▸ Directions for this task
Copy the records that follow exactly as written, but not their pictures.

▸ Listing
start
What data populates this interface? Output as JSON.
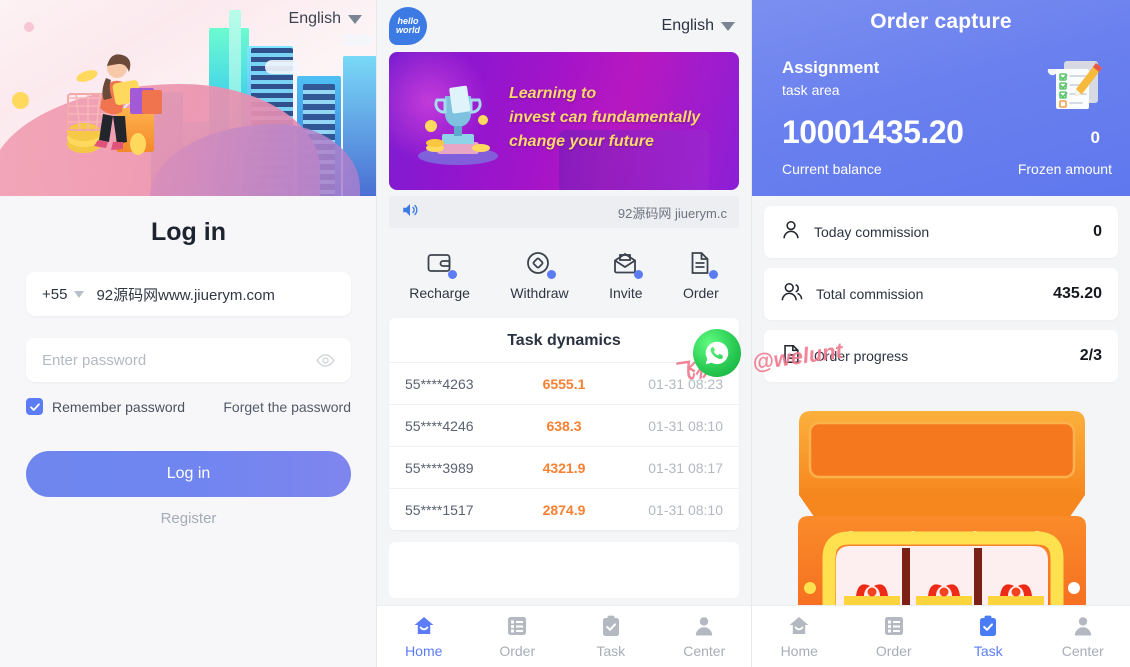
{
  "login": {
    "language": "English",
    "title": "Log in",
    "country_code": "+55",
    "phone_value": "92源码网www.jiuerym.com",
    "password_placeholder": "Enter password",
    "remember_label": "Remember password",
    "forget_label": "Forget the password",
    "login_button": "Log in",
    "register_label": "Register",
    "accent": "#6e86ee"
  },
  "home": {
    "logo_text_1": "hello",
    "logo_text_2": "world",
    "language": "English",
    "banner_line1": "Learning to",
    "banner_line2": "invest can fundamentally",
    "banner_line3": "change your future",
    "notice_text": "92源码网 jiuerym.c",
    "quick_actions": [
      {
        "label": "Recharge",
        "icon": "wallet-icon"
      },
      {
        "label": "Withdraw",
        "icon": "withdraw-icon"
      },
      {
        "label": "Invite",
        "icon": "envelope-icon"
      },
      {
        "label": "Order",
        "icon": "document-icon"
      }
    ],
    "task_dynamics_title": "Task dynamics",
    "task_dynamics_rows": [
      {
        "user": "55****4263",
        "amount": "6555.1",
        "time": "01-31 08:23"
      },
      {
        "user": "55****4246",
        "amount": "638.3",
        "time": "01-31 08:10"
      },
      {
        "user": "55****3989",
        "amount": "4321.9",
        "time": "01-31 08:17"
      },
      {
        "user": "55****1517",
        "amount": "2874.9",
        "time": "01-31 08:10"
      }
    ],
    "amount_color": "#f98032",
    "tabs": [
      {
        "label": "Home",
        "icon": "home-icon",
        "active": true
      },
      {
        "label": "Order",
        "icon": "list-icon",
        "active": false
      },
      {
        "label": "Task",
        "icon": "clipboard-icon",
        "active": false
      },
      {
        "label": "Center",
        "icon": "person-icon",
        "active": false
      }
    ]
  },
  "task": {
    "header_title": "Order capture",
    "assignment_title": "Assignment",
    "assignment_sub": "task area",
    "current_balance": "10001435.20",
    "frozen_amount": "0",
    "current_balance_label": "Current balance",
    "frozen_amount_label": "Frozen amount",
    "header_color": "#6a80ee",
    "stats": [
      {
        "label": "Today commission",
        "value": "0",
        "icon": "person-icon"
      },
      {
        "label": "Total commission",
        "value": "435.20",
        "icon": "people-icon"
      },
      {
        "label": "Order progress",
        "value": "2/3",
        "icon": "document-icon"
      }
    ],
    "tabs": [
      {
        "label": "Home",
        "icon": "home-icon",
        "active": false
      },
      {
        "label": "Order",
        "icon": "list-icon",
        "active": false
      },
      {
        "label": "Task",
        "icon": "clipboard-icon",
        "active": true
      },
      {
        "label": "Center",
        "icon": "person-icon",
        "active": false
      }
    ]
  },
  "watermark": {
    "chinese": "飞机:",
    "handle": "@welunt"
  }
}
end
▸ Output below
What data populates this interface? Output as JSON.
{
  "login": {
    "language": "English",
    "title": "Log in",
    "country_code": "+55",
    "phone_value": "92源码网www.jiuerym.com",
    "password_placeholder": "Enter password",
    "remember_label": "Remember password",
    "forget_label": "Forget the password",
    "login_button": "Log in",
    "register_label": "Register",
    "accent": "#6e86ee"
  },
  "home": {
    "logo_text_1": "hello",
    "logo_text_2": "world",
    "language": "English",
    "banner_line1": "Learning to",
    "banner_line2": "invest can fundamentally",
    "banner_line3": "change your future",
    "notice_text": "92源码网 jiuerym.c",
    "quick_actions": [
      {
        "label": "Recharge",
        "icon": "wallet-icon"
      },
      {
        "label": "Withdraw",
        "icon": "withdraw-icon"
      },
      {
        "label": "Invite",
        "icon": "envelope-icon"
      },
      {
        "label": "Order",
        "icon": "document-icon"
      }
    ],
    "task_dynamics_title": "Task dynamics",
    "task_dynamics_rows": [
      {
        "user": "55****4263",
        "amount": "6555.1",
        "time": "01-31 08:23"
      },
      {
        "user": "55****4246",
        "amount": "638.3",
        "time": "01-31 08:10"
      },
      {
        "user": "55****3989",
        "amount": "4321.9",
        "time": "01-31 08:17"
      },
      {
        "user": "55****1517",
        "amount": "2874.9",
        "time": "01-31 08:10"
      }
    ],
    "amount_color": "#f98032",
    "tabs": [
      {
        "label": "Home",
        "icon": "home-icon",
        "active": true
      },
      {
        "label": "Order",
        "icon": "list-icon",
        "active": false
      },
      {
        "label": "Task",
        "icon": "clipboard-icon",
        "active": false
      },
      {
        "label": "Center",
        "icon": "person-icon",
        "active": false
      }
    ]
  },
  "task": {
    "header_title": "Order capture",
    "assignment_title": "Assignment",
    "assignment_sub": "task area",
    "current_balance": "10001435.20",
    "frozen_amount": "0",
    "current_balance_label": "Current balance",
    "frozen_amount_label": "Frozen amount",
    "header_color": "#6a80ee",
    "stats": [
      {
        "label": "Today commission",
        "value": "0",
        "icon": "person-icon"
      },
      {
        "label": "Total commission",
        "value": "435.20",
        "icon": "people-icon"
      },
      {
        "label": "Order progress",
        "value": "2/3",
        "icon": "document-icon"
      }
    ],
    "tabs": [
      {
        "label": "Home",
        "icon": "home-icon",
        "active": false
      },
      {
        "label": "Order",
        "icon": "list-icon",
        "active": false
      },
      {
        "label": "Task",
        "icon": "clipboard-icon",
        "active": true
      },
      {
        "label": "Center",
        "icon": "person-icon",
        "active": false
      }
    ]
  },
  "watermark": {
    "chinese": "飞机:",
    "handle": "@welunt"
  }
}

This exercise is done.